_Exercise requirements_
Scan the entries below. List each line with "text".

_The input_
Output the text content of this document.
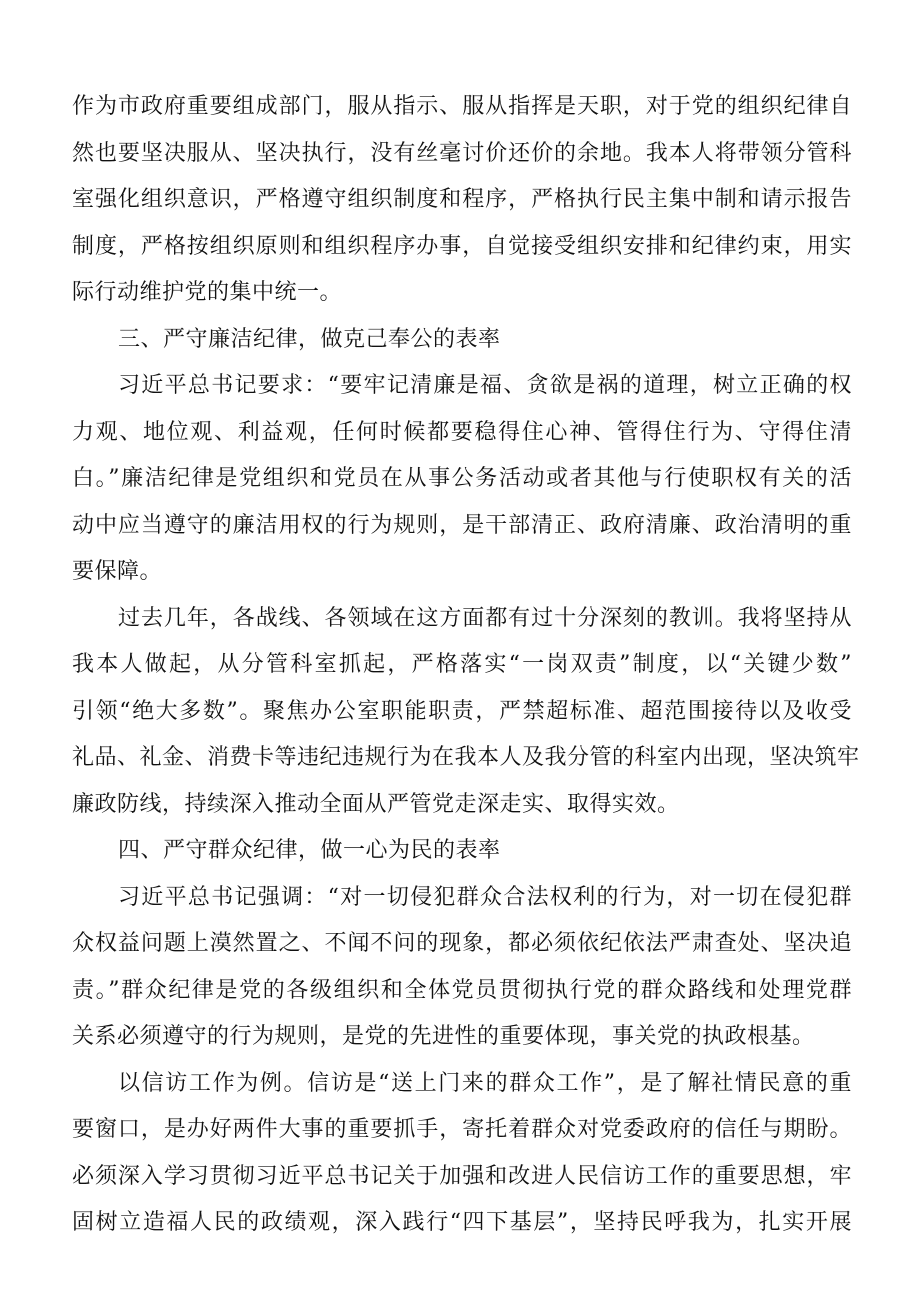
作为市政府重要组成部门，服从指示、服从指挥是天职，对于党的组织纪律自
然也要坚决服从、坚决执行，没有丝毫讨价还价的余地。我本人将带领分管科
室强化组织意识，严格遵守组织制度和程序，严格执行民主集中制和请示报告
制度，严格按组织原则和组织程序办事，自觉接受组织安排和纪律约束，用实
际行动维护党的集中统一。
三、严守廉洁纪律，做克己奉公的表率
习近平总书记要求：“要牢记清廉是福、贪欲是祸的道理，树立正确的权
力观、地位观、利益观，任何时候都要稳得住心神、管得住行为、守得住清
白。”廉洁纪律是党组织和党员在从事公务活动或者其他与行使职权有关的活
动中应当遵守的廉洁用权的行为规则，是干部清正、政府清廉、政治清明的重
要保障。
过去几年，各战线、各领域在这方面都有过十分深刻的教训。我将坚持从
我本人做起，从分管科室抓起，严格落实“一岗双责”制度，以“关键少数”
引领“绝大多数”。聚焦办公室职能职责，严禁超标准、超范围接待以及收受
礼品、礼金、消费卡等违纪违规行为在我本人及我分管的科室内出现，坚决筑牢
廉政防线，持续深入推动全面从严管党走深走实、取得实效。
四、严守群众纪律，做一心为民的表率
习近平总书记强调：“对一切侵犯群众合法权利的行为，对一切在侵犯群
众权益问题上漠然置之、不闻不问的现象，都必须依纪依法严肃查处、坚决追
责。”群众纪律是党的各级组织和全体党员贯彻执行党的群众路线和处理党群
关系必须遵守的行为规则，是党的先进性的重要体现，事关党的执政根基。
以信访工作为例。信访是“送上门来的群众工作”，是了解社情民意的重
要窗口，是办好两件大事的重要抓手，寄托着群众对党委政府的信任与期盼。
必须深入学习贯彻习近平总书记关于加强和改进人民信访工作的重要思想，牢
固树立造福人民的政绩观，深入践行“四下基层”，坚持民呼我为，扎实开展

---

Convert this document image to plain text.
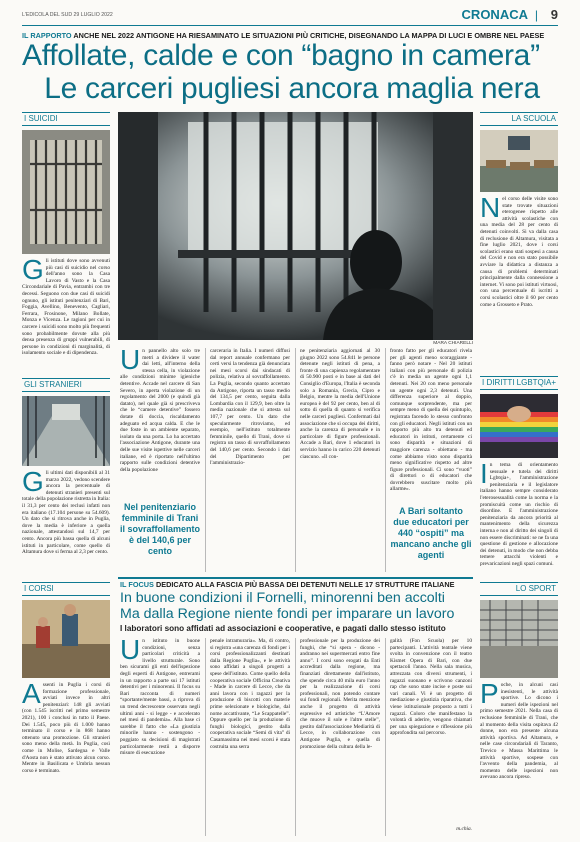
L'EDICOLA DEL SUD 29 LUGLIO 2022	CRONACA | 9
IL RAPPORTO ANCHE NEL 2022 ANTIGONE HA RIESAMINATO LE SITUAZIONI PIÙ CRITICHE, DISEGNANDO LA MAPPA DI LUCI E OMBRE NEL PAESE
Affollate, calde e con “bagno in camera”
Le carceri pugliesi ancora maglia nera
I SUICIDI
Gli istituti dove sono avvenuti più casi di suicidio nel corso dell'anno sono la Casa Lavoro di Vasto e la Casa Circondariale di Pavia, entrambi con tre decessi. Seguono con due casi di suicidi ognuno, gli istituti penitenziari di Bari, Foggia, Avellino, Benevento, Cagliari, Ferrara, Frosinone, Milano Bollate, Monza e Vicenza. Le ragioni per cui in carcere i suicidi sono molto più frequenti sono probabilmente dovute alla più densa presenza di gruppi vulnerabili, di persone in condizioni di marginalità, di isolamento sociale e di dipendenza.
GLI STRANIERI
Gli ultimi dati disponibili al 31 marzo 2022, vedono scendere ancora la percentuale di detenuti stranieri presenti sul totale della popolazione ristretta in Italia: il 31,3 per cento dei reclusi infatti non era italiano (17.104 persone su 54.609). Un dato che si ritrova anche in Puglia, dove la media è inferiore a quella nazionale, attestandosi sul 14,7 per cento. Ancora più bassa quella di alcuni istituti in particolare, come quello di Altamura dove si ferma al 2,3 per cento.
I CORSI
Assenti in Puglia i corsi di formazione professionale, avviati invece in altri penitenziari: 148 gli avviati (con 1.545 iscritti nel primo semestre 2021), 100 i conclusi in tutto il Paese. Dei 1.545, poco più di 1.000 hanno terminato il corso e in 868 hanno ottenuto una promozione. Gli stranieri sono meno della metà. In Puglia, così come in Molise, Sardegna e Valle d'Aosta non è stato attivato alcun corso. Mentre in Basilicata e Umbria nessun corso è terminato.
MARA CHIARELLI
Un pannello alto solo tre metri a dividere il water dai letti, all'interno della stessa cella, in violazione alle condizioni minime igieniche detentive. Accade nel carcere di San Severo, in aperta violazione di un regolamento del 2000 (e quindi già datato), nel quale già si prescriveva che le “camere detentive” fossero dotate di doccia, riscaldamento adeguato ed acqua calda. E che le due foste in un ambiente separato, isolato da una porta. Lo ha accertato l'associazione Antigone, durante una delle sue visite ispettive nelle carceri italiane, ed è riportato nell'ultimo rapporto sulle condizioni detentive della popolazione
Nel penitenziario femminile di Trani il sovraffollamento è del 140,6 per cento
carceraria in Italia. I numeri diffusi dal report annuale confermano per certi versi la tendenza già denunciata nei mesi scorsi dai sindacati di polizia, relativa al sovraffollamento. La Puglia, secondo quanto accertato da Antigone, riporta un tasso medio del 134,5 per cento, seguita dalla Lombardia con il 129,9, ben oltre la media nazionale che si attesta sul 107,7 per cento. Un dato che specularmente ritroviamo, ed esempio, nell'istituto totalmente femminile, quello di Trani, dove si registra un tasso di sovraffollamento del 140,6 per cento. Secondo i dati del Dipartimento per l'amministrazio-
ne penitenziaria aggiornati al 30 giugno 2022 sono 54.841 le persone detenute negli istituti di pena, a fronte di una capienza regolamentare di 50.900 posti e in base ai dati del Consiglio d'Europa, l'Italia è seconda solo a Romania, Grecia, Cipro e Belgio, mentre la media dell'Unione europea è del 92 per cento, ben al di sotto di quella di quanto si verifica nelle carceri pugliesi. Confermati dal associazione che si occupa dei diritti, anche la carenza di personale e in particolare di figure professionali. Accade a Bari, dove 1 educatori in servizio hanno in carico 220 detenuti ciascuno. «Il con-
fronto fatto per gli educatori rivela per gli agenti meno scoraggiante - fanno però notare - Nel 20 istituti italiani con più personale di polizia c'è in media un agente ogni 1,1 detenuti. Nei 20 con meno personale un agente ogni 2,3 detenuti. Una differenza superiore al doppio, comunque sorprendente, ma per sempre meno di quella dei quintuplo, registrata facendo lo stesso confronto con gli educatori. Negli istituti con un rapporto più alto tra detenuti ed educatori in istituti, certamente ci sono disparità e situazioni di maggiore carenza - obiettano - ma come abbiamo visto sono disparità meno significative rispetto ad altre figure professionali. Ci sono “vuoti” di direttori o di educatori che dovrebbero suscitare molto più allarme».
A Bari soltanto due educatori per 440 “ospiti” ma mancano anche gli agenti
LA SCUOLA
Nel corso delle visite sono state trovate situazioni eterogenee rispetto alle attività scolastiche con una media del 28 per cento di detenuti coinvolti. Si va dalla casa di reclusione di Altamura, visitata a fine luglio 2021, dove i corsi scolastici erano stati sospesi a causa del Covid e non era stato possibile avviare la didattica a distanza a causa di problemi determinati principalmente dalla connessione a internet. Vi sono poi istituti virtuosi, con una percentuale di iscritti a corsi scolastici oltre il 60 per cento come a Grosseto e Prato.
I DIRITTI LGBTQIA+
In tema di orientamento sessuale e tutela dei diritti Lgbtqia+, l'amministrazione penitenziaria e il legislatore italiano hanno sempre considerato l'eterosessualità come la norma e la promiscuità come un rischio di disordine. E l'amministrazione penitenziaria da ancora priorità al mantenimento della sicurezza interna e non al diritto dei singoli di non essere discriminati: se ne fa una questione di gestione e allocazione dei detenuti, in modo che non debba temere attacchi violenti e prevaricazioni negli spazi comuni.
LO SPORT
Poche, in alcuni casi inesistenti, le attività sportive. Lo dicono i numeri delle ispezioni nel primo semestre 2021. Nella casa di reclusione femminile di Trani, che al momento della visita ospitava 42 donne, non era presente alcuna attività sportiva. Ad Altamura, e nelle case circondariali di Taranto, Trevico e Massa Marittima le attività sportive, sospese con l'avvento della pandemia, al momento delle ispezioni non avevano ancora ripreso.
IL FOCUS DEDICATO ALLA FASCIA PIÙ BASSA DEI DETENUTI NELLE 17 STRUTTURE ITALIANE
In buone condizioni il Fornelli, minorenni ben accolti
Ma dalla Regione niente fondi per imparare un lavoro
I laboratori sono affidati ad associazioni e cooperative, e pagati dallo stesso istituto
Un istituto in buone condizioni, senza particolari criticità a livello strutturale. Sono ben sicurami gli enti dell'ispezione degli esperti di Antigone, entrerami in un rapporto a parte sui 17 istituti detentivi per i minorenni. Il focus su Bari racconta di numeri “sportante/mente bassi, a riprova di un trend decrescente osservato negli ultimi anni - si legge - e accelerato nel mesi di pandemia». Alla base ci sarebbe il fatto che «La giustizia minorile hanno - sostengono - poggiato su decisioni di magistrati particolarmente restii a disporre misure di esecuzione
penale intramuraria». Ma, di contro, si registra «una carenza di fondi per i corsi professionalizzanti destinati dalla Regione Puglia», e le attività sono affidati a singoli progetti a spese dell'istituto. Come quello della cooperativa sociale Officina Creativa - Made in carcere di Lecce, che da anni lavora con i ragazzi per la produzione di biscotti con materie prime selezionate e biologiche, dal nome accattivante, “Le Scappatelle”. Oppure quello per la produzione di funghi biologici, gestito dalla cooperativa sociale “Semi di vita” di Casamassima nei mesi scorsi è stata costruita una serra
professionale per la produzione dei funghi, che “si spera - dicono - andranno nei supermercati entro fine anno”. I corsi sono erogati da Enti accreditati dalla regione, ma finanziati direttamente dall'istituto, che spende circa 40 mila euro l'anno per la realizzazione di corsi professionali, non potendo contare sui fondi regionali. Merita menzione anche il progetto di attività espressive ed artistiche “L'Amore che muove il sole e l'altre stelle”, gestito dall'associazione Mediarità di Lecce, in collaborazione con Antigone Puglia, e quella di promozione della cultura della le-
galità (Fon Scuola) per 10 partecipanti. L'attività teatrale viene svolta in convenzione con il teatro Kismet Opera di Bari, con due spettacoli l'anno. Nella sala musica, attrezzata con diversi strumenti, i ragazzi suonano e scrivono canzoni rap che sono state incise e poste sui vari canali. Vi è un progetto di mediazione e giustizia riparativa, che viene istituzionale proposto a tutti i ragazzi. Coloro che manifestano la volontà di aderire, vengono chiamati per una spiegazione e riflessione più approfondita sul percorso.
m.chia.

_Problem solution_
Output the text content of this document.
Convert this document image to plain text.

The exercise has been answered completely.